(Stored data entries):

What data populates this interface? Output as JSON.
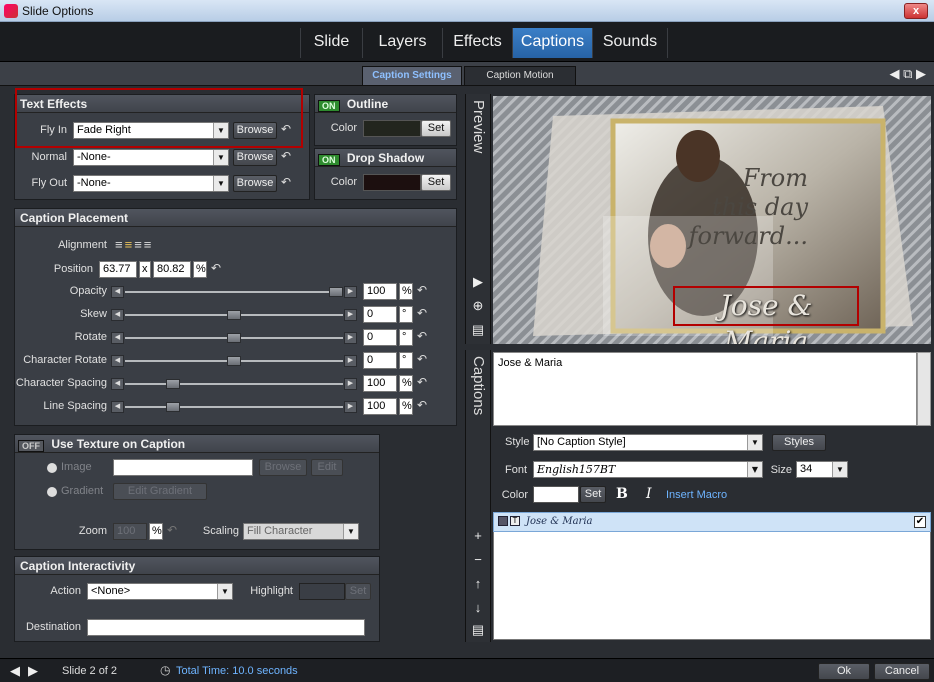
{
  "window": {
    "title": "Slide Options",
    "close_label": "x"
  },
  "main_tabs": [
    {
      "label": "Slide",
      "active": false
    },
    {
      "label": "Layers",
      "active": false
    },
    {
      "label": "Effects",
      "active": false
    },
    {
      "label": "Captions",
      "active": true
    },
    {
      "label": "Sounds",
      "active": false
    }
  ],
  "sub_tabs": [
    {
      "label": "Caption Settings",
      "active": true
    },
    {
      "label": "Caption Motion",
      "active": false
    }
  ],
  "text_effects": {
    "title": "Text Effects",
    "rows": [
      {
        "label": "Fly In",
        "value": "Fade Right",
        "button": "Browse"
      },
      {
        "label": "Normal",
        "value": "-None-",
        "button": "Browse"
      },
      {
        "label": "Fly Out",
        "value": "-None-",
        "button": "Browse"
      }
    ]
  },
  "outline": {
    "toggle": "ON",
    "title": "Outline",
    "color_label": "Color",
    "set_label": "Set",
    "color": "#22251e"
  },
  "drop_shadow": {
    "toggle": "ON",
    "title": "Drop Shadow",
    "color_label": "Color",
    "set_label": "Set",
    "color": "#1c0f0f"
  },
  "placement": {
    "title": "Caption Placement",
    "alignment_label": "Alignment",
    "position_label": "Position",
    "position_x": "63.77",
    "position_sep": "x",
    "position_y": "80.82",
    "position_unit": "%",
    "sliders": [
      {
        "label": "Opacity",
        "value": "100",
        "unit": "%",
        "level": 1.0
      },
      {
        "label": "Skew",
        "value": "0",
        "unit": "°",
        "level": 0.5
      },
      {
        "label": "Rotate",
        "value": "0",
        "unit": "°",
        "level": 0.5
      },
      {
        "label": "Character Rotate",
        "value": "0",
        "unit": "°",
        "level": 0.5
      },
      {
        "label": "Character Spacing",
        "value": "100",
        "unit": "%",
        "level": 0.2
      },
      {
        "label": "Line Spacing",
        "value": "100",
        "unit": "%",
        "level": 0.2
      }
    ]
  },
  "texture": {
    "toggle": "OFF",
    "title": "Use Texture on Caption",
    "image_label": "Image",
    "gradient_label": "Gradient",
    "browse_label": "Browse",
    "edit_label": "Edit",
    "edit_gradient_label": "Edit Gradient",
    "zoom_label": "Zoom",
    "zoom_value": "100",
    "zoom_unit": "%",
    "scaling_label": "Scaling",
    "scaling_value": "Fill Character"
  },
  "interactivity": {
    "title": "Caption Interactivity",
    "action_label": "Action",
    "action_value": "<None>",
    "highlight_label": "Highlight",
    "set_label": "Set",
    "destination_label": "Destination",
    "destination_value": ""
  },
  "preview": {
    "side_label": "Preview",
    "script_lines": [
      "From",
      "this day",
      "forward..."
    ],
    "caption_text": "Jose & Maria"
  },
  "captions": {
    "side_label": "Captions",
    "text": "Jose & Maria",
    "style_label": "Style",
    "style_value": "[No Caption Style]",
    "styles_button": "Styles",
    "font_label": "Font",
    "font_value": "English157BT",
    "size_label": "Size",
    "size_value": "34",
    "color_label": "Color",
    "set_label": "Set",
    "bold_label": "B",
    "italic_label": "I",
    "insert_macro_label": "Insert Macro",
    "list_item": "Jose & Maria",
    "list_item_checked": true
  },
  "status": {
    "slide_text": "Slide 2 of 2",
    "total_time": "Total Time: 10.0 seconds",
    "ok_label": "Ok",
    "cancel_label": "Cancel"
  }
}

(Written instruction):
Go through the records line by line and count those containing the string "Gradient". Give only the total.

(Response):
2